## Material provided
——
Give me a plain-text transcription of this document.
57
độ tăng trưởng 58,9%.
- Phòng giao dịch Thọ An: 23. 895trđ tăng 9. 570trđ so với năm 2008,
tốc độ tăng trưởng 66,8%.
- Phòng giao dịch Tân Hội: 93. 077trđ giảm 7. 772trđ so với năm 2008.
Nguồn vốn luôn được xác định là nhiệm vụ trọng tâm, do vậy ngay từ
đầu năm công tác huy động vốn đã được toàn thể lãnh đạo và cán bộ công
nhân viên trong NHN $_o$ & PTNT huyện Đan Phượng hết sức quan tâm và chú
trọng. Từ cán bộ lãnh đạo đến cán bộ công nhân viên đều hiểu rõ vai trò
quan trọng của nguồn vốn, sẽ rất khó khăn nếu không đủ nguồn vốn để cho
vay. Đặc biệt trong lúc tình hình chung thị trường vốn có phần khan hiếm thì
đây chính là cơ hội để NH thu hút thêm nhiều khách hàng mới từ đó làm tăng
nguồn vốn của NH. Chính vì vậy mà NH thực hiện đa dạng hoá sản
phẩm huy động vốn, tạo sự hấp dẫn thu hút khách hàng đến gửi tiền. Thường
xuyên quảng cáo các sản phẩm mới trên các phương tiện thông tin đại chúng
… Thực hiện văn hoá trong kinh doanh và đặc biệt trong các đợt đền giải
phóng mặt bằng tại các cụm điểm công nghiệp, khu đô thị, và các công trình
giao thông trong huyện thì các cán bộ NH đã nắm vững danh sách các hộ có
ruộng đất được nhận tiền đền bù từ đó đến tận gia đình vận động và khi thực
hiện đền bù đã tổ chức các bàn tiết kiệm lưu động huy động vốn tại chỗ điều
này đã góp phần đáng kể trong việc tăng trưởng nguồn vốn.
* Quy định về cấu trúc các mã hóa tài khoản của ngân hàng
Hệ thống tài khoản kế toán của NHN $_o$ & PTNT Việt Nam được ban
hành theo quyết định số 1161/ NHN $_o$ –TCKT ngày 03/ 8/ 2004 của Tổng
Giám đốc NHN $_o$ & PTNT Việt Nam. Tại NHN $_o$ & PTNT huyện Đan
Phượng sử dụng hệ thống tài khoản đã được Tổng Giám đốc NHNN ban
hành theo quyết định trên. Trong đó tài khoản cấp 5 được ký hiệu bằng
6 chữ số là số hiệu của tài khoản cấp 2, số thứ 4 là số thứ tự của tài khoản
——
## Exercise requirements
Copy each line of the data above that holds "Việt".

## Solution below
Hệ thống tài khoản kế toán của NHN $_o$ & PTNT Việt Nam được ban
Giám đốc NHN $_o$ & PTNT Việt Nam. Tại NHN $_o$ & PTNT huyện Đan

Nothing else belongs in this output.